### What you are asked to do
With the pictures omitted, write out the entries that follow exactly as they stand.

____ Data

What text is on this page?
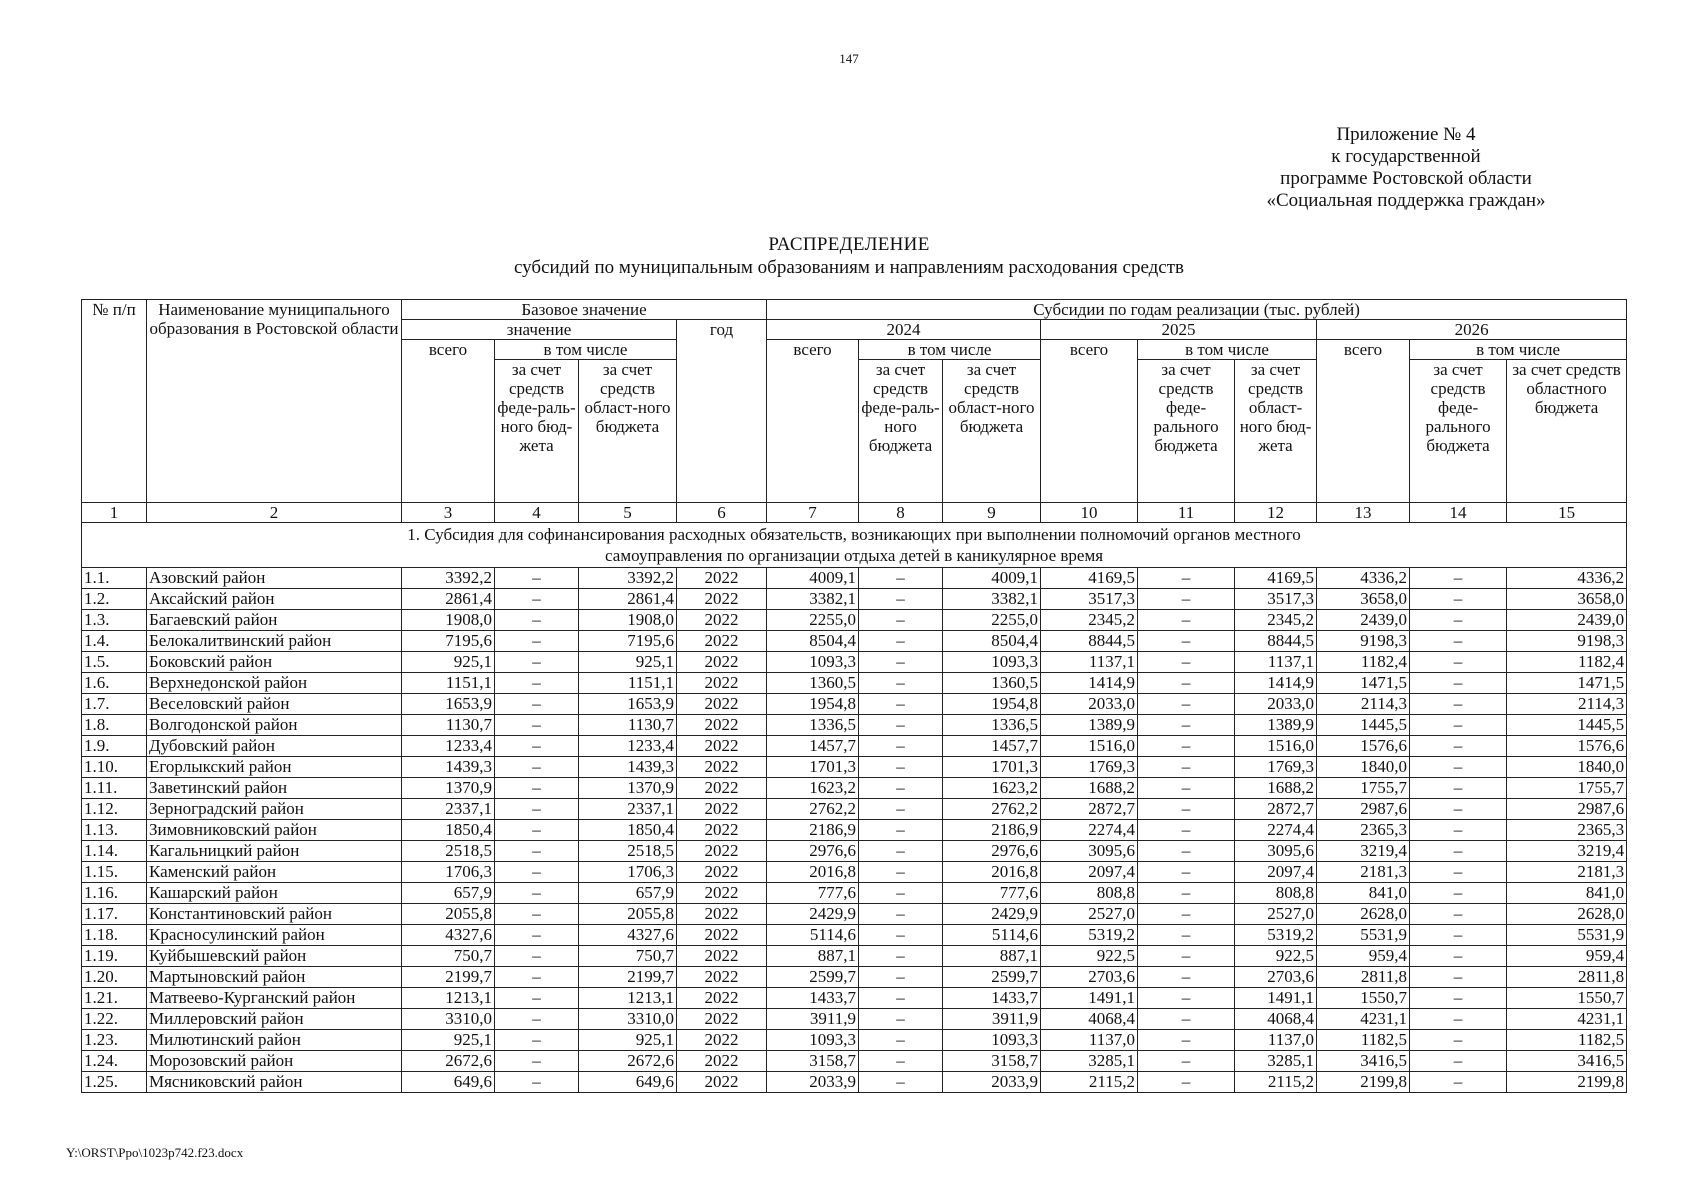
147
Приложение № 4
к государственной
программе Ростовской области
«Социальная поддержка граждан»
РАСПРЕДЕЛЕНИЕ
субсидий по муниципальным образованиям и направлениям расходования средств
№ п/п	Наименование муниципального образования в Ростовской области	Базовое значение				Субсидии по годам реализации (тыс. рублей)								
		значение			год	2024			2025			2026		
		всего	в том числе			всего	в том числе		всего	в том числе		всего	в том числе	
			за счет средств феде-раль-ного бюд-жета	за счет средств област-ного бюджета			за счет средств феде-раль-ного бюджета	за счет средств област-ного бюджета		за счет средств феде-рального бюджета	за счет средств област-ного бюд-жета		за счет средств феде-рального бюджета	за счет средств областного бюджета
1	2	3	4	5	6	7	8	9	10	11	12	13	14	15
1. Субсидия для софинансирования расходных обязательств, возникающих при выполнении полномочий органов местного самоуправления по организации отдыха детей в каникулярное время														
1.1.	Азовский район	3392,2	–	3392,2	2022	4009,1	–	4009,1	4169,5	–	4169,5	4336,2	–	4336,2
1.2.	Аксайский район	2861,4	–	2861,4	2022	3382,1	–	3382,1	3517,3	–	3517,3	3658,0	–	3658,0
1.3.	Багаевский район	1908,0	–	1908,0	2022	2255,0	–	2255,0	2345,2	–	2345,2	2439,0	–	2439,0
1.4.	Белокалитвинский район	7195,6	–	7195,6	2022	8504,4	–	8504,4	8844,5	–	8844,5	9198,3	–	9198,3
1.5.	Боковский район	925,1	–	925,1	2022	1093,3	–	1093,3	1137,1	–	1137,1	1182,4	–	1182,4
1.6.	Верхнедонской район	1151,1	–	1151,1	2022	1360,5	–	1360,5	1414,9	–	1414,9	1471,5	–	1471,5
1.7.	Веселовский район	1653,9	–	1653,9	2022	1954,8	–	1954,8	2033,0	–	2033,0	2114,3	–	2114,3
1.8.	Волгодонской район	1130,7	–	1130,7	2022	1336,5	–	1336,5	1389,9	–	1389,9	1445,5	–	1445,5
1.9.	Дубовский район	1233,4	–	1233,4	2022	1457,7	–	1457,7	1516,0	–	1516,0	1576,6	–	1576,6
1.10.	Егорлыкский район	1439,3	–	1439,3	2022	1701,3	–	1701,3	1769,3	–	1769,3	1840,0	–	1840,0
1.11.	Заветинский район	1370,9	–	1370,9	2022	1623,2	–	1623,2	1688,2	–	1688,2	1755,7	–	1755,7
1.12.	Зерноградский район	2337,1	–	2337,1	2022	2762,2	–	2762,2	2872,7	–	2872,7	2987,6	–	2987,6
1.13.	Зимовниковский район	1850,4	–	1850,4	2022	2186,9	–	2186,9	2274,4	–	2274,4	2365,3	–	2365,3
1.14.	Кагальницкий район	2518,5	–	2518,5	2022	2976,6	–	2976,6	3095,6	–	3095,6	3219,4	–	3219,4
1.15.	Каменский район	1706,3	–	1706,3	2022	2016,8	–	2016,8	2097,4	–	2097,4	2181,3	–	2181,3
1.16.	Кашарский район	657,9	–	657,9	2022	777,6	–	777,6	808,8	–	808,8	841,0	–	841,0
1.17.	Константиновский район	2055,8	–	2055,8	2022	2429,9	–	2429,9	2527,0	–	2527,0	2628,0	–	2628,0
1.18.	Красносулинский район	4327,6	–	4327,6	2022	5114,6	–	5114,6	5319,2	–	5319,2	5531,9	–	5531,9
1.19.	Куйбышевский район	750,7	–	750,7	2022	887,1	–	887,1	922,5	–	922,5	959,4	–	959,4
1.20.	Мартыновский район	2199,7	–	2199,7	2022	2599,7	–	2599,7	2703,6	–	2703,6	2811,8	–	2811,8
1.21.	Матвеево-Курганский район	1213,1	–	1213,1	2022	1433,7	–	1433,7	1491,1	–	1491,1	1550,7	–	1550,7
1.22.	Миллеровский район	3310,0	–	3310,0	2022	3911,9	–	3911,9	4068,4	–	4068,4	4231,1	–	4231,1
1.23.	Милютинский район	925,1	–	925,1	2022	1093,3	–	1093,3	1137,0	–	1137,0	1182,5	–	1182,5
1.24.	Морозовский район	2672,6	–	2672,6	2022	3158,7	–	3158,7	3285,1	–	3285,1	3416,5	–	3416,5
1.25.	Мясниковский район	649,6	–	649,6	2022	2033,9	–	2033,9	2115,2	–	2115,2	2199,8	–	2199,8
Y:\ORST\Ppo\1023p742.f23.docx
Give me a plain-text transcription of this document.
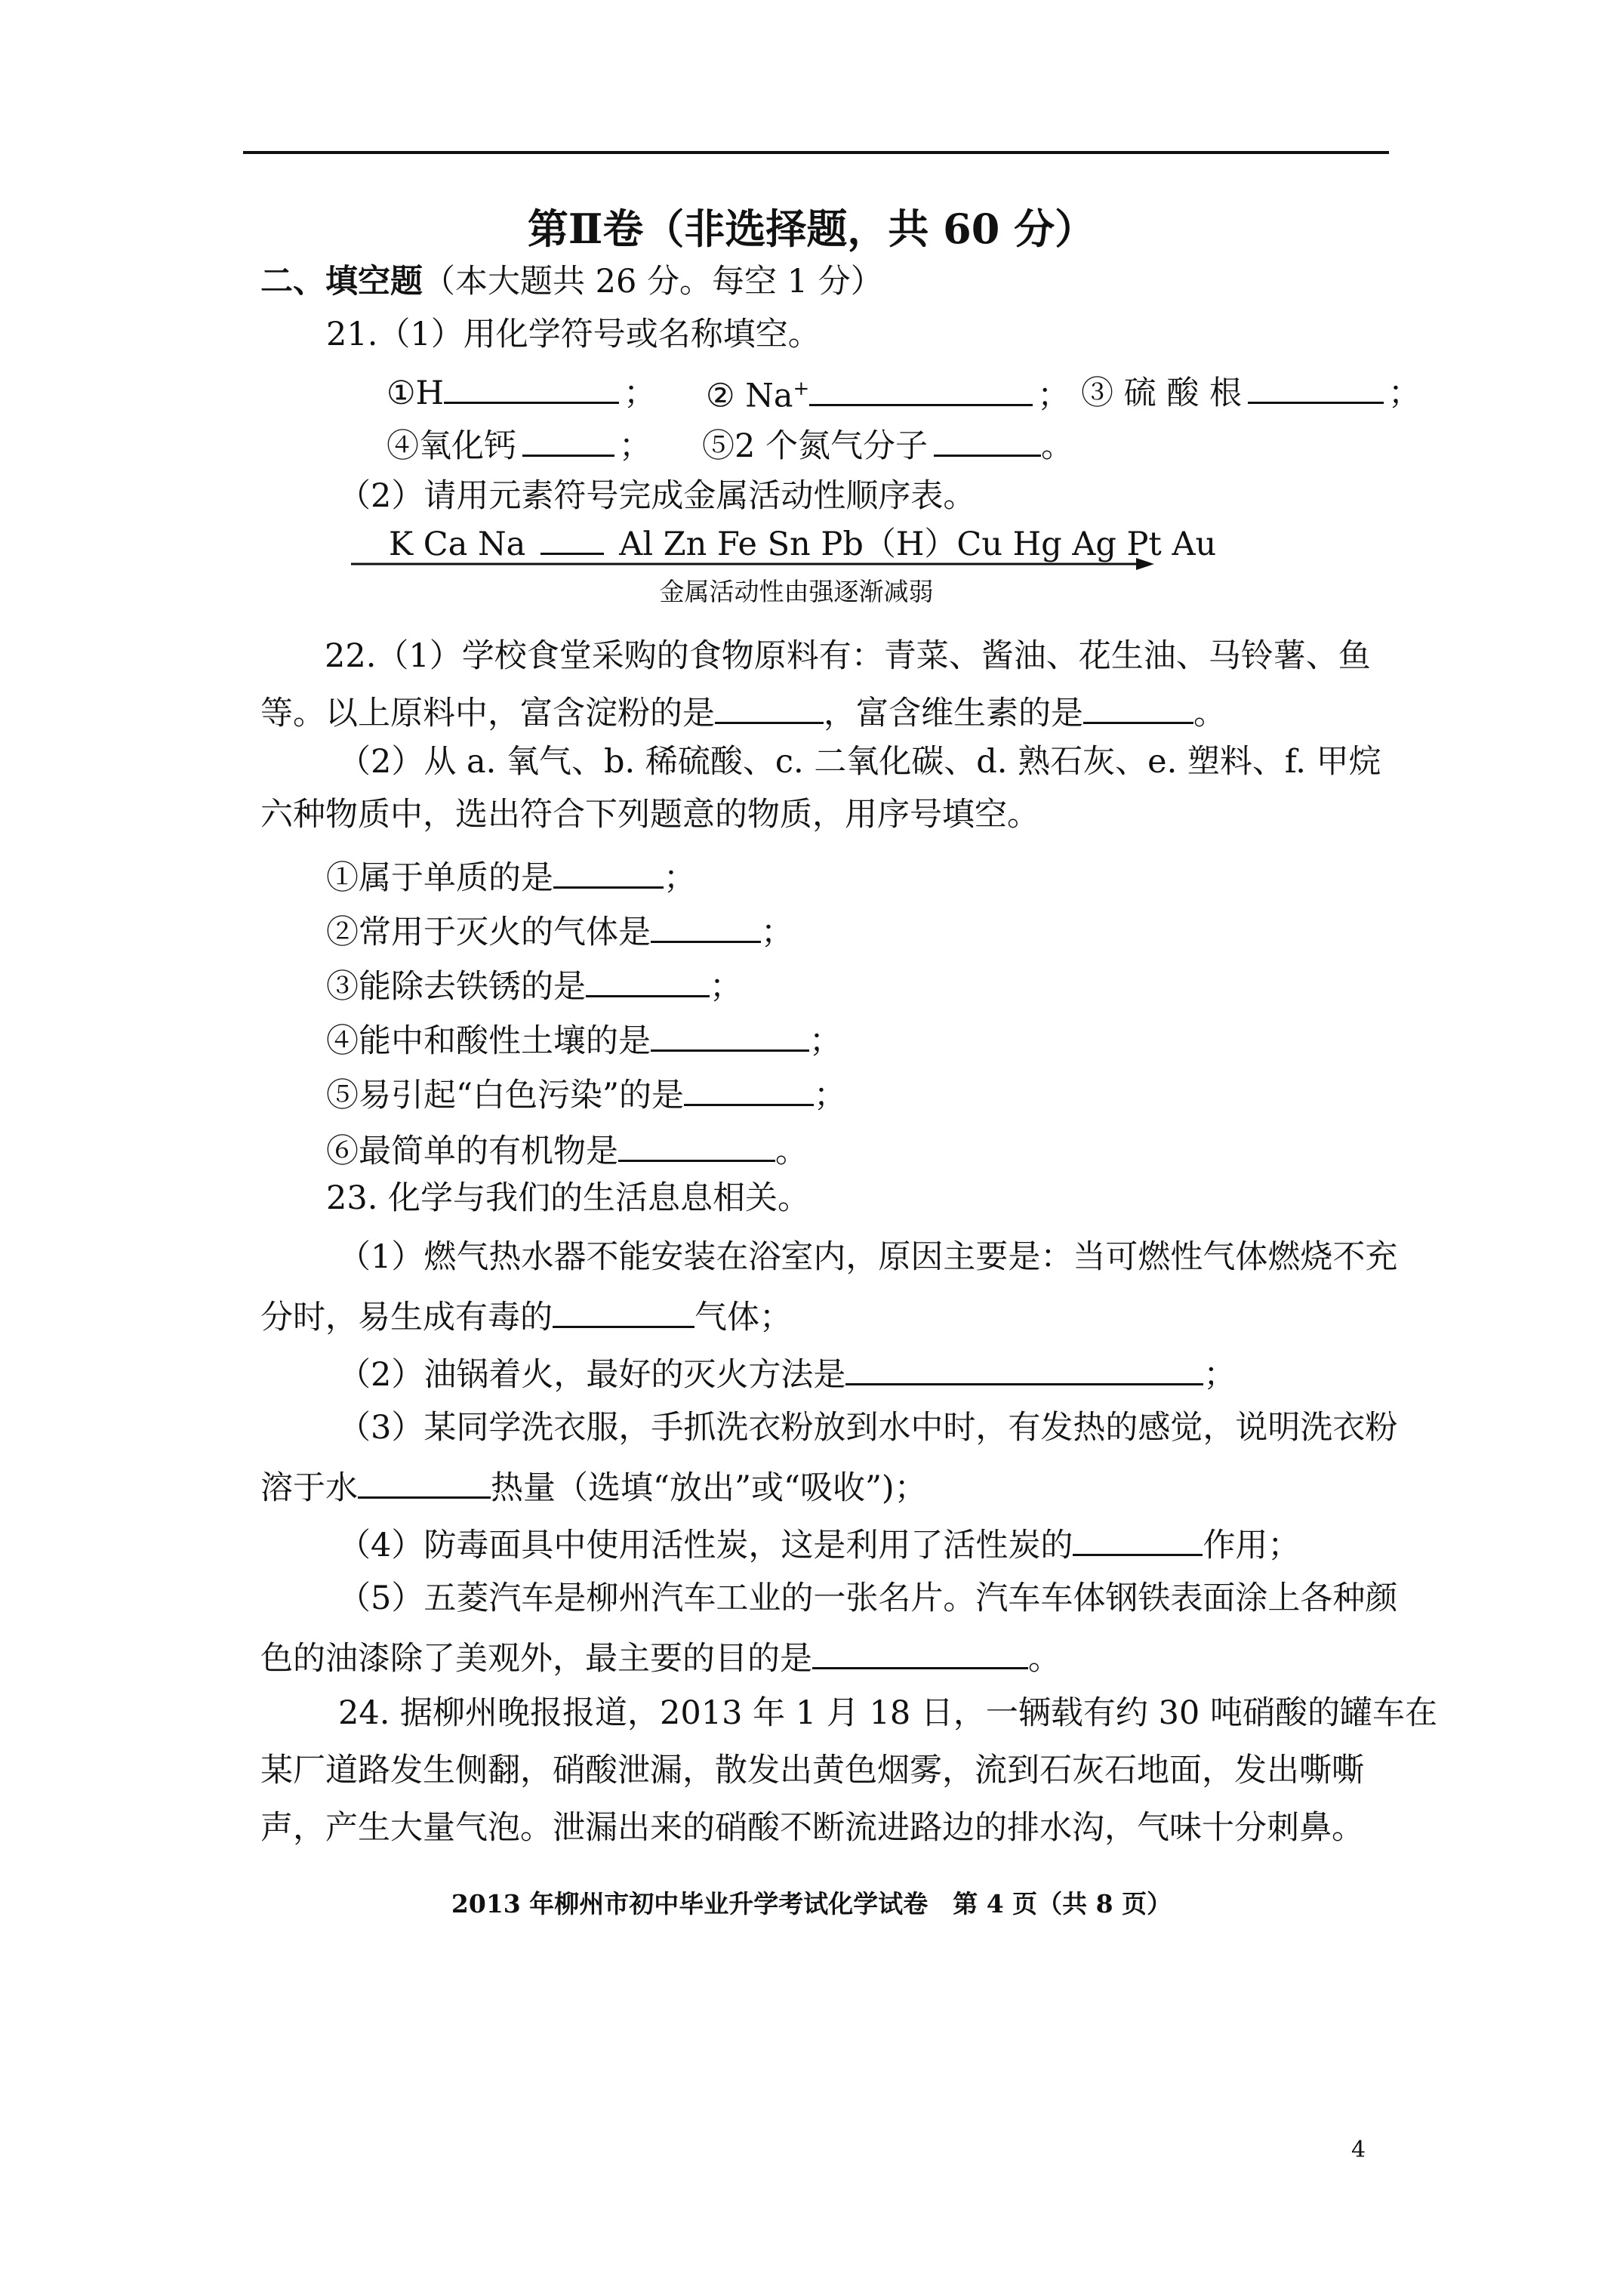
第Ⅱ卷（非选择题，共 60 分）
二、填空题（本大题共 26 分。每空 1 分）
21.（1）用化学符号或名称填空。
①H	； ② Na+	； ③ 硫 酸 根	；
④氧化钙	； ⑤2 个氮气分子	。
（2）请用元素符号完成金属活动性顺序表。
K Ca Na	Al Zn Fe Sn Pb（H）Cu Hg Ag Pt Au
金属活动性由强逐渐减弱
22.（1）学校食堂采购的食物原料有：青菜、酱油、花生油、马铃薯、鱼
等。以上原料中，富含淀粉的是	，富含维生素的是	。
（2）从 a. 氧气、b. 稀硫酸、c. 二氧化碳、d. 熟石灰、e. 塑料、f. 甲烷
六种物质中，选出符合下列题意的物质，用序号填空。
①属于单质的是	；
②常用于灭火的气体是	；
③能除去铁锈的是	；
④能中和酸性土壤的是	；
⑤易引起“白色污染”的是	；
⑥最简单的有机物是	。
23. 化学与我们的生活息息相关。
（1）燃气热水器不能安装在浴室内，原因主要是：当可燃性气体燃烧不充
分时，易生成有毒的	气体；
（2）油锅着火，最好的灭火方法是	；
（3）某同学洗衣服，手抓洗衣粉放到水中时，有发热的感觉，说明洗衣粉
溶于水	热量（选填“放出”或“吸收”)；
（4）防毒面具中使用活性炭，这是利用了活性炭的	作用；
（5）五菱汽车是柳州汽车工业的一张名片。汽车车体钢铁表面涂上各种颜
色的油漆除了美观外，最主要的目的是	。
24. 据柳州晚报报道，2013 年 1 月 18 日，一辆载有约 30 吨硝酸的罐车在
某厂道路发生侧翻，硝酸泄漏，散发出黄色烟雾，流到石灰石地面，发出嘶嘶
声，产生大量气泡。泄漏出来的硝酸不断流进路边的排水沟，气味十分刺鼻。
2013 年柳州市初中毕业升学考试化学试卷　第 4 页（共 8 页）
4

________

### Problem solution
What text is on this page?
147
Приложение № 4
к государственной
программе Ростовской области
«Социальная поддержка граждан»
РАСПРЕДЕЛЕНИЕ
субсидий по муниципальным образованиям и направлениям расходования средств
№ п/п	Наименование муниципального образования в Ростовской области	Базовое значение				Субсидии по годам реализации (тыс. рублей)								
		значение			год	2024			2025			2026		
		всего	в том числе			всего	в том числе		всего	в том числе		всего	в том числе	
			за счет средств феде-раль-ного бюд-жета	за счет средств област-ного бюджета			за счет средств феде-раль-ного бюджета	за счет средств област-ного бюджета		за счет средств феде-рального бюджета	за счет средств област-ного бюд-жета		за счет средств феде-рального бюджета	за счет средств областного бюджета
1	2	3	4	5	6	7	8	9	10	11	12	13	14	15
1. Субсидия для софинансирования расходных обязательств, возникающих при выполнении полномочий органов местного самоуправления по организации отдыха детей в каникулярное время														
1.1.	Азовский район	3392,2	–	3392,2	2022	4009,1	–	4009,1	4169,5	–	4169,5	4336,2	–	4336,2
1.2.	Аксайский район	2861,4	–	2861,4	2022	3382,1	–	3382,1	3517,3	–	3517,3	3658,0	–	3658,0
1.3.	Багаевский район	1908,0	–	1908,0	2022	2255,0	–	2255,0	2345,2	–	2345,2	2439,0	–	2439,0
1.4.	Белокалитвинский район	7195,6	–	7195,6	2022	8504,4	–	8504,4	8844,5	–	8844,5	9198,3	–	9198,3
1.5.	Боковский район	925,1	–	925,1	2022	1093,3	–	1093,3	1137,1	–	1137,1	1182,4	–	1182,4
1.6.	Верхнедонской район	1151,1	–	1151,1	2022	1360,5	–	1360,5	1414,9	–	1414,9	1471,5	–	1471,5
1.7.	Веселовский район	1653,9	–	1653,9	2022	1954,8	–	1954,8	2033,0	–	2033,0	2114,3	–	2114,3
1.8.	Волгодонской район	1130,7	–	1130,7	2022	1336,5	–	1336,5	1389,9	–	1389,9	1445,5	–	1445,5
1.9.	Дубовский район	1233,4	–	1233,4	2022	1457,7	–	1457,7	1516,0	–	1516,0	1576,6	–	1576,6
1.10.	Егорлыкский район	1439,3	–	1439,3	2022	1701,3	–	1701,3	1769,3	–	1769,3	1840,0	–	1840,0
1.11.	Заветинский район	1370,9	–	1370,9	2022	1623,2	–	1623,2	1688,2	–	1688,2	1755,7	–	1755,7
1.12.	Зерноградский район	2337,1	–	2337,1	2022	2762,2	–	2762,2	2872,7	–	2872,7	2987,6	–	2987,6
1.13.	Зимовниковский район	1850,4	–	1850,4	2022	2186,9	–	2186,9	2274,4	–	2274,4	2365,3	–	2365,3
1.14.	Кагальницкий район	2518,5	–	2518,5	2022	2976,6	–	2976,6	3095,6	–	3095,6	3219,4	–	3219,4
1.15.	Каменский район	1706,3	–	1706,3	2022	2016,8	–	2016,8	2097,4	–	2097,4	2181,3	–	2181,3
1.16.	Кашарский район	657,9	–	657,9	2022	777,6	–	777,6	808,8	–	808,8	841,0	–	841,0
1.17.	Константиновский район	2055,8	–	2055,8	2022	2429,9	–	2429,9	2527,0	–	2527,0	2628,0	–	2628,0
1.18.	Красносулинский район	4327,6	–	4327,6	2022	5114,6	–	5114,6	5319,2	–	5319,2	5531,9	–	5531,9
1.19.	Куйбышевский район	750,7	–	750,7	2022	887,1	–	887,1	922,5	–	922,5	959,4	–	959,4
1.20.	Мартыновский район	2199,7	–	2199,7	2022	2599,7	–	2599,7	2703,6	–	2703,6	2811,8	–	2811,8
1.21.	Матвеево-Курганский район	1213,1	–	1213,1	2022	1433,7	–	1433,7	1491,1	–	1491,1	1550,7	–	1550,7
1.22.	Миллеровский район	3310,0	–	3310,0	2022	3911,9	–	3911,9	4068,4	–	4068,4	4231,1	–	4231,1
1.23.	Милютинский район	925,1	–	925,1	2022	1093,3	–	1093,3	1137,0	–	1137,0	1182,5	–	1182,5
1.24.	Морозовский район	2672,6	–	2672,6	2022	3158,7	–	3158,7	3285,1	–	3285,1	3416,5	–	3416,5
1.25.	Мясниковский район	649,6	–	649,6	2022	2033,9	–	2033,9	2115,2	–	2115,2	2199,8	–	2199,8
Y:\ORST\Ppo\1023p742.f23.docx
Give me a plain-text transcription of this document.
第Ⅱ卷（非选择题，共 60 分）
二、填空题（本大题共 26 分。每空 1 分）
21.（1）用化学符号或名称填空。
①H	； ② Na+	； ③ 硫 酸 根	；
④氧化钙	； ⑤2 个氮气分子	。
（2）请用元素符号完成金属活动性顺序表。
K Ca Na	Al Zn Fe Sn Pb（H）Cu Hg Ag Pt Au
金属活动性由强逐渐减弱
22.（1）学校食堂采购的食物原料有：青菜、酱油、花生油、马铃薯、鱼
等。以上原料中，富含淀粉的是	，富含维生素的是	。
（2）从 a. 氧气、b. 稀硫酸、c. 二氧化碳、d. 熟石灰、e. 塑料、f. 甲烷
六种物质中，选出符合下列题意的物质，用序号填空。
①属于单质的是	；
②常用于灭火的气体是	；
③能除去铁锈的是	；
④能中和酸性土壤的是	；
⑤易引起“白色污染”的是	；
⑥最简单的有机物是	。
23. 化学与我们的生活息息相关。
（1）燃气热水器不能安装在浴室内，原因主要是：当可燃性气体燃烧不充
分时，易生成有毒的	气体；
（2）油锅着火，最好的灭火方法是	；
（3）某同学洗衣服，手抓洗衣粉放到水中时，有发热的感觉，说明洗衣粉
溶于水	热量（选填“放出”或“吸收”)；
（4）防毒面具中使用活性炭，这是利用了活性炭的	作用；
（5）五菱汽车是柳州汽车工业的一张名片。汽车车体钢铁表面涂上各种颜
色的油漆除了美观外，最主要的目的是	。
24. 据柳州晚报报道，2013 年 1 月 18 日，一辆载有约 30 吨硝酸的罐车在
某厂道路发生侧翻，硝酸泄漏，散发出黄色烟雾，流到石灰石地面，发出嘶嘶
声，产生大量气泡。泄漏出来的硝酸不断流进路边的排水沟，气味十分刺鼻。
2013 年柳州市初中毕业升学考试化学试卷　第 4 页（共 8 页）
4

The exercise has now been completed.